** BEGIN Exercise inputs **
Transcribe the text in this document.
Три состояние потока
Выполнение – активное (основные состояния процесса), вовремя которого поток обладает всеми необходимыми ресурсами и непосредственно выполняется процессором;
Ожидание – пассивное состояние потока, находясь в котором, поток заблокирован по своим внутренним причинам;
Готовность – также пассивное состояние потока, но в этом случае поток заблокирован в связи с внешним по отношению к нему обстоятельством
** END Exercise inputs **
Work to be completed =
Locate the lines above that contain "потока" and copy them.

Response to this exercise =
Три состояние потока
Ожидание – пассивное состояние потока, находясь в котором, поток заблокирован по своим внутренним причинам;
Готовность – также пассивное состояние потока, но в этом случае поток заблокирован в связи с внешним по отношению к нему обстоятельством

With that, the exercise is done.